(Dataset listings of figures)
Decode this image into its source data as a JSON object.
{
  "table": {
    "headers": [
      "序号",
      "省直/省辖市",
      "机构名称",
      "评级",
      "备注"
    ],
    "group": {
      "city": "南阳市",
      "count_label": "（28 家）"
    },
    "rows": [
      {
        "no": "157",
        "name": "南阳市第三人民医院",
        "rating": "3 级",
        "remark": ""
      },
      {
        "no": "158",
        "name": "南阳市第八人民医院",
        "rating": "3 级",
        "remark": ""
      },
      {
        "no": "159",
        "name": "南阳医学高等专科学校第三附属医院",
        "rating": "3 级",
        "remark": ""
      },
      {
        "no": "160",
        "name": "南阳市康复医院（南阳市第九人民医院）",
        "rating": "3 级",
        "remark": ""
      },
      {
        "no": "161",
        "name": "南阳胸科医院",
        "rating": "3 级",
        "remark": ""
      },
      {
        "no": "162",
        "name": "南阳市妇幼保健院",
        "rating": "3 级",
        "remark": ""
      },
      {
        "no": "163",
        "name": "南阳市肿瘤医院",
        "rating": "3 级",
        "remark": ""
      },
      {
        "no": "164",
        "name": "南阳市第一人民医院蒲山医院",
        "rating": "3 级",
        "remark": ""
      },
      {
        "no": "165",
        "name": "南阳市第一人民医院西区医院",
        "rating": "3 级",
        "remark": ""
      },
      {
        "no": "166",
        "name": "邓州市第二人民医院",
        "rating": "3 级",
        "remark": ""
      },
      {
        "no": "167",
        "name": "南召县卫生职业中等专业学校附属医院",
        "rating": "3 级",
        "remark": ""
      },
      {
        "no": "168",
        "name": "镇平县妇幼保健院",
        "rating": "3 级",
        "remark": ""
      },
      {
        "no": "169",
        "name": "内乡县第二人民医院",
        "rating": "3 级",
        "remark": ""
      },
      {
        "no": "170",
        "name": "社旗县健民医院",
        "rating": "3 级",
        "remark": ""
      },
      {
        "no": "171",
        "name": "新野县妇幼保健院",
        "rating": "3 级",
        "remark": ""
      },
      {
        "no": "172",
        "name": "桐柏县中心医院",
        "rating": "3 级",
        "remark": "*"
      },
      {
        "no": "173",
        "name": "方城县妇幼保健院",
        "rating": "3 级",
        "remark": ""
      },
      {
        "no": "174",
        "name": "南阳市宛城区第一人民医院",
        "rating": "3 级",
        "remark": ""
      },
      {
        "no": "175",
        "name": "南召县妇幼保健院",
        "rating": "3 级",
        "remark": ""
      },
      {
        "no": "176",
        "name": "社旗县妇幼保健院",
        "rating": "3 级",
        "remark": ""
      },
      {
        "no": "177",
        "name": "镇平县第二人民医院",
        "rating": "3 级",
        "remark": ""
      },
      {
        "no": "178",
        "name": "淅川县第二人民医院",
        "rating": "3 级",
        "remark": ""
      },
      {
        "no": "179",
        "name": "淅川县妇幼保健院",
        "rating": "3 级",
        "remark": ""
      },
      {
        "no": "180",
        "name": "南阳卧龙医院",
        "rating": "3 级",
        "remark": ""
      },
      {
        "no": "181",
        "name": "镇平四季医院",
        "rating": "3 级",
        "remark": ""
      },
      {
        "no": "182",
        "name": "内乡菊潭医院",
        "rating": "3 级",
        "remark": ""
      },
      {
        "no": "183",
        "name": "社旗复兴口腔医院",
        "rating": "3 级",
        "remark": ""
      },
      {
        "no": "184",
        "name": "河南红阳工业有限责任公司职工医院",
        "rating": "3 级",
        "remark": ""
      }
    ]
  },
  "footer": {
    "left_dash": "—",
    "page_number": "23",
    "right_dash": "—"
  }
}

INSTRUCTIONS TO FOLLOW
Reproduce the whole listing word for word.

FULL ANSWER
Decode this image into its source data as a JSON object.
{
  "table": {
    "headers": [
      "序号",
      "省直/省辖市",
      "机构名称",
      "评级",
      "备注"
    ],
    "group": {
      "city": "南阳市",
      "count_label": "（28 家）"
    },
    "rows": [
      {
        "no": "157",
        "name": "南阳市第三人民医院",
        "rating": "3 级",
        "remark": ""
      },
      {
        "no": "158",
        "name": "南阳市第八人民医院",
        "rating": "3 级",
        "remark": ""
      },
      {
        "no": "159",
        "name": "南阳医学高等专科学校第三附属医院",
        "rating": "3 级",
        "remark": ""
      },
      {
        "no": "160",
        "name": "南阳市康复医院（南阳市第九人民医院）",
        "rating": "3 级",
        "remark": ""
      },
      {
        "no": "161",
        "name": "南阳胸科医院",
        "rating": "3 级",
        "remark": ""
      },
      {
        "no": "162",
        "name": "南阳市妇幼保健院",
        "rating": "3 级",
        "remark": ""
      },
      {
        "no": "163",
        "name": "南阳市肿瘤医院",
        "rating": "3 级",
        "remark": ""
      },
      {
        "no": "164",
        "name": "南阳市第一人民医院蒲山医院",
        "rating": "3 级",
        "remark": ""
      },
      {
        "no": "165",
        "name": "南阳市第一人民医院西区医院",
        "rating": "3 级",
        "remark": ""
      },
      {
        "no": "166",
        "name": "邓州市第二人民医院",
        "rating": "3 级",
        "remark": ""
      },
      {
        "no": "167",
        "name": "南召县卫生职业中等专业学校附属医院",
        "rating": "3 级",
        "remark": ""
      },
      {
        "no": "168",
        "name": "镇平县妇幼保健院",
        "rating": "3 级",
        "remark": ""
      },
      {
        "no": "169",
        "name": "内乡县第二人民医院",
        "rating": "3 级",
        "remark": ""
      },
      {
        "no": "170",
        "name": "社旗县健民医院",
        "rating": "3 级",
        "remark": ""
      },
      {
        "no": "171",
        "name": "新野县妇幼保健院",
        "rating": "3 级",
        "remark": ""
      },
      {
        "no": "172",
        "name": "桐柏县中心医院",
        "rating": "3 级",
        "remark": "*"
      },
      {
        "no": "173",
        "name": "方城县妇幼保健院",
        "rating": "3 级",
        "remark": ""
      },
      {
        "no": "174",
        "name": "南阳市宛城区第一人民医院",
        "rating": "3 级",
        "remark": ""
      },
      {
        "no": "175",
        "name": "南召县妇幼保健院",
        "rating": "3 级",
        "remark": ""
      },
      {
        "no": "176",
        "name": "社旗县妇幼保健院",
        "rating": "3 级",
        "remark": ""
      },
      {
        "no": "177",
        "name": "镇平县第二人民医院",
        "rating": "3 级",
        "remark": ""
      },
      {
        "no": "178",
        "name": "淅川县第二人民医院",
        "rating": "3 级",
        "remark": ""
      },
      {
        "no": "179",
        "name": "淅川县妇幼保健院",
        "rating": "3 级",
        "remark": ""
      },
      {
        "no": "180",
        "name": "南阳卧龙医院",
        "rating": "3 级",
        "remark": ""
      },
      {
        "no": "181",
        "name": "镇平四季医院",
        "rating": "3 级",
        "remark": ""
      },
      {
        "no": "182",
        "name": "内乡菊潭医院",
        "rating": "3 级",
        "remark": ""
      },
      {
        "no": "183",
        "name": "社旗复兴口腔医院",
        "rating": "3 级",
        "remark": ""
      },
      {
        "no": "184",
        "name": "河南红阳工业有限责任公司职工医院",
        "rating": "3 级",
        "remark": ""
      }
    ]
  },
  "footer": {
    "left_dash": "—",
    "page_number": "23",
    "right_dash": "—"
  }
}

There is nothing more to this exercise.